● Task directions: Drop every image, then reproduce the data exactly as given.
◇ ◇ ◇
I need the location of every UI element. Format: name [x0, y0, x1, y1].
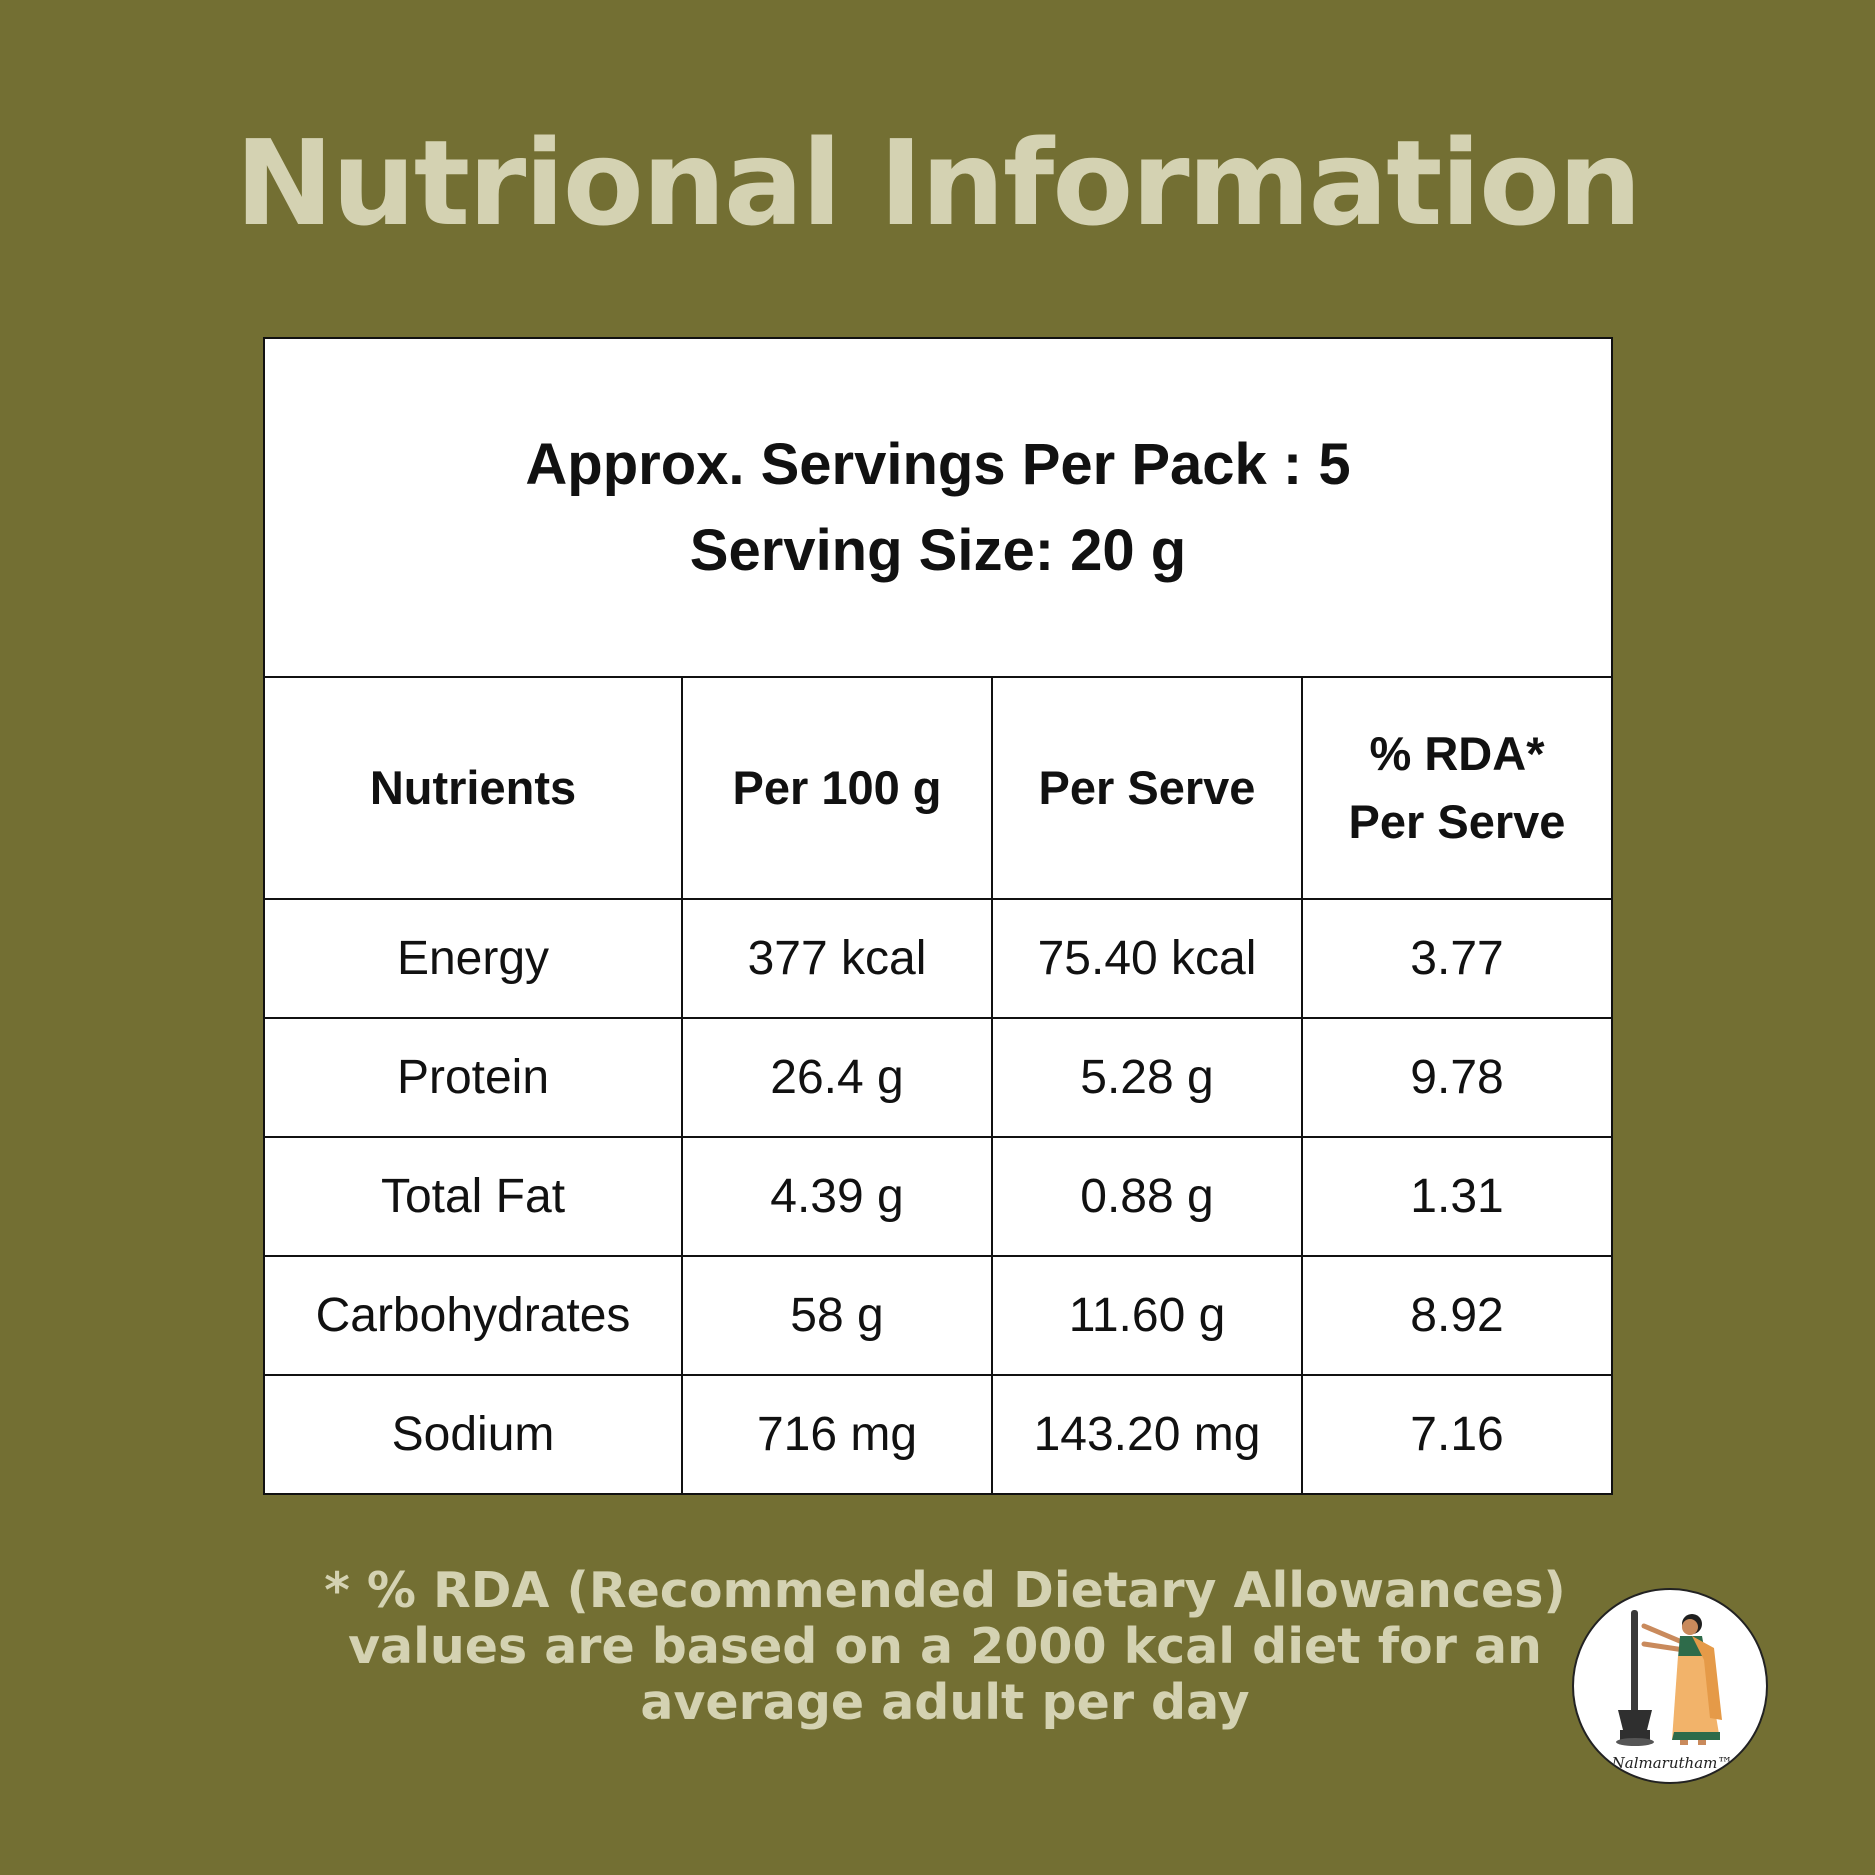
nutrient-name: Sodium	[265, 1374, 683, 1493]
per-serve-value: 75.40 kcal	[991, 898, 1303, 1019]
footnote-line: values are based on a 2000 kcal diet for…	[348, 1618, 1542, 1675]
brand-logo: Nalmarutham™	[1572, 1588, 1768, 1784]
woman-with-mortar-pestle-icon: Nalmarutham™	[1611, 1610, 1733, 1772]
table-row: Protein 26.4 g 5.28 g 9.78	[265, 1017, 1611, 1138]
table-row: Sodium 716 mg 143.20 mg 7.16	[265, 1374, 1611, 1493]
nutrient-name: Carbohydrates	[265, 1255, 683, 1376]
header-rda-per-serve: % RDA* Per Serve	[1301, 676, 1611, 900]
header-per-100g: Per 100 g	[681, 676, 993, 900]
serving-size: Serving Size: 20 g	[689, 517, 1187, 583]
page-title: Nutrional Information	[234, 114, 1642, 252]
per-100g-value: 377 kcal	[681, 898, 993, 1019]
rda-value: 3.77	[1301, 898, 1611, 1019]
servings-per-pack: Approx. Servings Per Pack : 5	[525, 431, 1351, 497]
header-nutrients: Nutrients	[265, 676, 683, 900]
per-100g-value: 58 g	[681, 1255, 993, 1376]
nutrient-name: Energy	[265, 898, 683, 1019]
rda-value: 7.16	[1301, 1374, 1611, 1493]
per-100g-value: 716 mg	[681, 1374, 993, 1493]
rda-footnote: * % RDA (Recommended Dietary Allowances)…	[250, 1563, 1640, 1731]
footnote-line: average adult per day	[640, 1674, 1250, 1731]
nutrition-table: Approx. Servings Per Pack : 5 Serving Si…	[263, 337, 1613, 1495]
table-row: Energy 377 kcal 75.40 kcal 3.77	[265, 898, 1611, 1019]
rda-value: 9.78	[1301, 1017, 1611, 1138]
nutrient-name: Total Fat	[265, 1136, 683, 1257]
nutrient-grid: Nutrients Per 100 g Per Serve % RDA* Per…	[265, 676, 1611, 1493]
table-row: Total Fat 4.39 g 0.88 g 1.31	[265, 1136, 1611, 1257]
per-100g-value: 26.4 g	[681, 1017, 993, 1138]
per-serve-value: 11.60 g	[991, 1255, 1303, 1376]
serving-info: Approx. Servings Per Pack : 5 Serving Si…	[265, 339, 1611, 676]
per-serve-value: 143.20 mg	[991, 1374, 1303, 1493]
footnote-line: * % RDA (Recommended Dietary Allowances)	[324, 1562, 1566, 1619]
header-row: Nutrients Per 100 g Per Serve % RDA* Per…	[265, 676, 1611, 900]
nutrient-name: Protein	[265, 1017, 683, 1138]
rda-value: 8.92	[1301, 1255, 1611, 1376]
rda-value: 1.31	[1301, 1136, 1611, 1257]
per-serve-value: 0.88 g	[991, 1136, 1303, 1257]
per-100g-value: 4.39 g	[681, 1136, 993, 1257]
per-serve-value: 5.28 g	[991, 1017, 1303, 1138]
header-per-serve: Per Serve	[991, 676, 1303, 900]
table-row: Carbohydrates 58 g 11.60 g 8.92	[265, 1255, 1611, 1376]
header-rda-line2: Per Serve	[1348, 795, 1566, 848]
header-rda-line1: % RDA*	[1369, 727, 1545, 780]
logo-text: Nalmarutham™	[1611, 1754, 1733, 1772]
◇ ◇ ◇
● Answer section:
I need the location of every UI element. Format: name [x0, y0, x1, y1].
nutrient-name: Sodium	[265, 1374, 683, 1493]
per-serve-value: 75.40 kcal	[991, 898, 1303, 1019]
footnote-line: values are based on a 2000 kcal diet for…	[348, 1618, 1542, 1675]
brand-logo: Nalmarutham™	[1572, 1588, 1768, 1784]
woman-with-mortar-pestle-icon: Nalmarutham™	[1611, 1610, 1733, 1772]
table-row: Protein 26.4 g 5.28 g 9.78	[265, 1017, 1611, 1138]
table-row: Sodium 716 mg 143.20 mg 7.16	[265, 1374, 1611, 1493]
nutrient-name: Carbohydrates	[265, 1255, 683, 1376]
header-rda-per-serve: % RDA* Per Serve	[1301, 676, 1611, 900]
header-per-100g: Per 100 g	[681, 676, 993, 900]
serving-size: Serving Size: 20 g	[689, 517, 1187, 583]
page-title: Nutrional Information	[234, 114, 1642, 252]
per-100g-value: 377 kcal	[681, 898, 993, 1019]
rda-value: 3.77	[1301, 898, 1611, 1019]
servings-per-pack: Approx. Servings Per Pack : 5	[525, 431, 1351, 497]
header-nutrients: Nutrients	[265, 676, 683, 900]
per-100g-value: 58 g	[681, 1255, 993, 1376]
nutrient-name: Energy	[265, 898, 683, 1019]
rda-value: 7.16	[1301, 1374, 1611, 1493]
per-100g-value: 716 mg	[681, 1374, 993, 1493]
rda-footnote: * % RDA (Recommended Dietary Allowances)…	[250, 1563, 1640, 1731]
footnote-line: average adult per day	[640, 1674, 1250, 1731]
nutrition-table: Approx. Servings Per Pack : 5 Serving Si…	[263, 337, 1613, 1495]
table-row: Energy 377 kcal 75.40 kcal 3.77	[265, 898, 1611, 1019]
rda-value: 9.78	[1301, 1017, 1611, 1138]
nutrient-name: Total Fat	[265, 1136, 683, 1257]
nutrient-grid: Nutrients Per 100 g Per Serve % RDA* Per…	[265, 676, 1611, 1493]
table-row: Total Fat 4.39 g 0.88 g 1.31	[265, 1136, 1611, 1257]
per-100g-value: 26.4 g	[681, 1017, 993, 1138]
per-serve-value: 11.60 g	[991, 1255, 1303, 1376]
serving-info: Approx. Servings Per Pack : 5 Serving Si…	[265, 339, 1611, 676]
per-serve-value: 143.20 mg	[991, 1374, 1303, 1493]
footnote-line: * % RDA (Recommended Dietary Allowances)	[324, 1562, 1566, 1619]
header-row: Nutrients Per 100 g Per Serve % RDA* Per…	[265, 676, 1611, 900]
nutrient-name: Protein	[265, 1017, 683, 1138]
rda-value: 8.92	[1301, 1255, 1611, 1376]
rda-value: 1.31	[1301, 1136, 1611, 1257]
per-serve-value: 0.88 g	[991, 1136, 1303, 1257]
per-100g-value: 4.39 g	[681, 1136, 993, 1257]
per-serve-value: 5.28 g	[991, 1017, 1303, 1138]
header-per-serve: Per Serve	[991, 676, 1303, 900]
table-row: Carbohydrates 58 g 11.60 g 8.92	[265, 1255, 1611, 1376]
header-rda-line2: Per Serve	[1348, 795, 1566, 848]
header-rda-line1: % RDA*	[1369, 727, 1545, 780]
logo-text: Nalmarutham™	[1611, 1754, 1733, 1772]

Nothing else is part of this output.